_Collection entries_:
* * * *
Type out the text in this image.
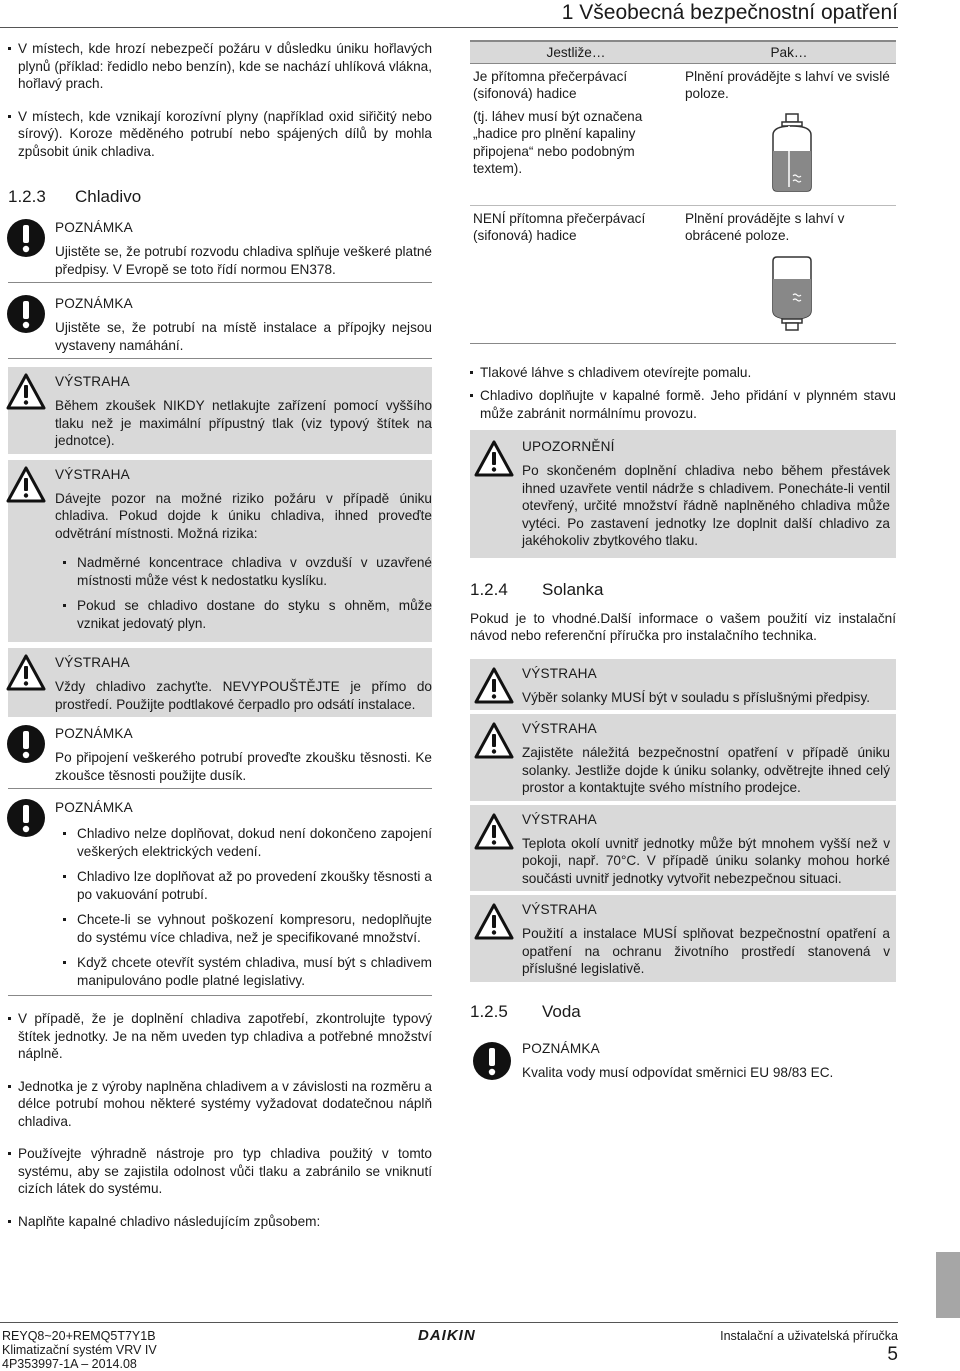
1 Všeobecná bezpečnostní opatření
V místech, kde hrozí nebezpečí požáru v důsledku úniku hořlavých plynů (příklad: ředidlo nebo benzín), kde se nachází uhlíková vlákna, hořlavý prach.
V místech, kde vznikají korozívní plyny (například oxid siřičitý nebo sírový). Koroze měděného potrubí nebo spájených dílů by mohla způsobit únik chladiva.
1.2.3 Chladivo
POZNÁMKA
Ujistěte se, že potrubí rozvodu chladiva splňuje veškeré platné předpisy. V Evropě se toto řídí normou EN378.
POZNÁMKA
Ujistěte se, že potrubí na místě instalace a přípojky nejsou vystaveny namáhání.
VÝSTRAHA
Během zkoušek NIKDY netlakujte zařízení pomocí vyššího tlaku než je maximální přípustný tlak (viz typový štítek na jednotce).
VÝSTRAHA
Dávejte pozor na možné riziko požáru v případě úniku chladiva. Pokud dojde k úniku chladiva, ihned proveďte odvětrání místnosti. Možná rizika:
Nadměrné koncentrace chladiva v ovzduší v uzavřené místnosti může vést k nedostatku kyslíku.
Pokud se chladivo dostane do styku s ohněm, může vznikat jedovatý plyn.
VÝSTRAHA
Vždy chladivo zachyťte. NEVYPOUŠTĚJTE je přímo do prostředí. Použijte podtlakové čerpadlo pro odsátí instalace.
POZNÁMKA
Po připojení veškerého potrubí proveďte zkoušku těsnosti. Ke zkoušce těsnosti použijte dusík.
POZNÁMKA
Chladivo nelze doplňovat, dokud není dokončeno zapojení veškerých elektrických vedení.
Chladivo lze doplňovat až po provedení zkoušky těsnosti a po vakuování potrubí.
Chcete-li se vyhnout poškození kompresoru, nedoplňujte do systému více chladiva, než je specifikované množství.
Když chcete otevřít systém chladiva, musí být s chladivem manipulováno podle platné legislativy.
V případě, že je doplnění chladiva zapotřebí, zkontrolujte typový štítek jednotky. Je na něm uveden typ chladiva a potřebné množství náplně.
Jednotka je z výroby naplněna chladivem a v závislosti na rozměru a délce potrubí mohou některé systémy vyžadovat dodatečnou náplň chladiva.
Používejte výhradně nástroje pro typ chladiva použitý v tomto systému, aby se zajistila odolnost vůči tlaku a zabránilo se vniknutí cizích látek do systému.
Naplňte kapalné chladivo následujícím způsobem:
Jestliže…	Pak…

Je přítomna přečerpávací (sifonová) hadice
(tj. láhev musí být označena „hadice pro plnění kapaliny připojena“ nebo podobným textem).	Plnění provádějte s lahví ve svislé poloze.

NENÍ přítomna přečerpávací (sifonová) hadice	Plnění provádějte s lahví v obrácené poloze.
Tlakové láhve s chladivem otevírejte pomalu.
Chladivo doplňujte v kapalné formě. Jeho přidání v plynném stavu může zabránit normálnímu provozu.
UPOZORNĚNÍ
Po skončeném doplnění chladiva nebo během přestávek ihned uzavřete ventil nádrže s chladivem. Ponecháte-li ventil otevřený, určité množství řádně naplněného chladiva může vytéci. Po zastavení jednotky lze doplnit další chladivo za jakéhokoliv zbytkového tlaku.
1.2.4 Solanka
Pokud je to vhodné.Další informace o vašem použití viz instalační návod nebo referenční příručka pro instalačního technika.
VÝSTRAHA
Výběr solanky MUSÍ být v souladu s příslušnými předpisy.
VÝSTRAHA
Zajistěte náležitá bezpečnostní opatření v případě úniku solanky. Jestliže dojde k úniku solanky, odvětrejte ihned celý prostor a kontaktujte svého místního prodejce.
VÝSTRAHA
Teplota okolí uvnitř jednotky může být mnohem vyšší než v pokoji, např. 70°C. V případě úniku solanky mohou horké součásti uvnitř jednotky vytvořit nebezpečnou situaci.
VÝSTRAHA
Použití a instalace MUSÍ splňovat bezpečnostní opatření a opatření na ochranu životního prostředí stanovená v příslušné legislativě.
1.2.5 Voda
POZNÁMKA
Kvalita vody musí odpovídat směrnici EU 98/83 EC.
REYQ8~20+REMQ5T7Y1B
Klimatizační systém VRV IV
4P353997-1A – 2014.08
DAIKIN	Instalační a uživatelská příručka
5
* * * *
Lines holding the word "systému" in the entries above are the ones to pull out. Copy them all.

Chcete-li se vyhnout poškození kompresoru, nedoplňujte do systému více chladiva, než je specifikované množství.
Používejte výhradně nástroje pro typ chladiva použitý v tomto systému, aby se zajistila odolnost vůči tlaku a zabránilo se vniknutí cizích látek do systému.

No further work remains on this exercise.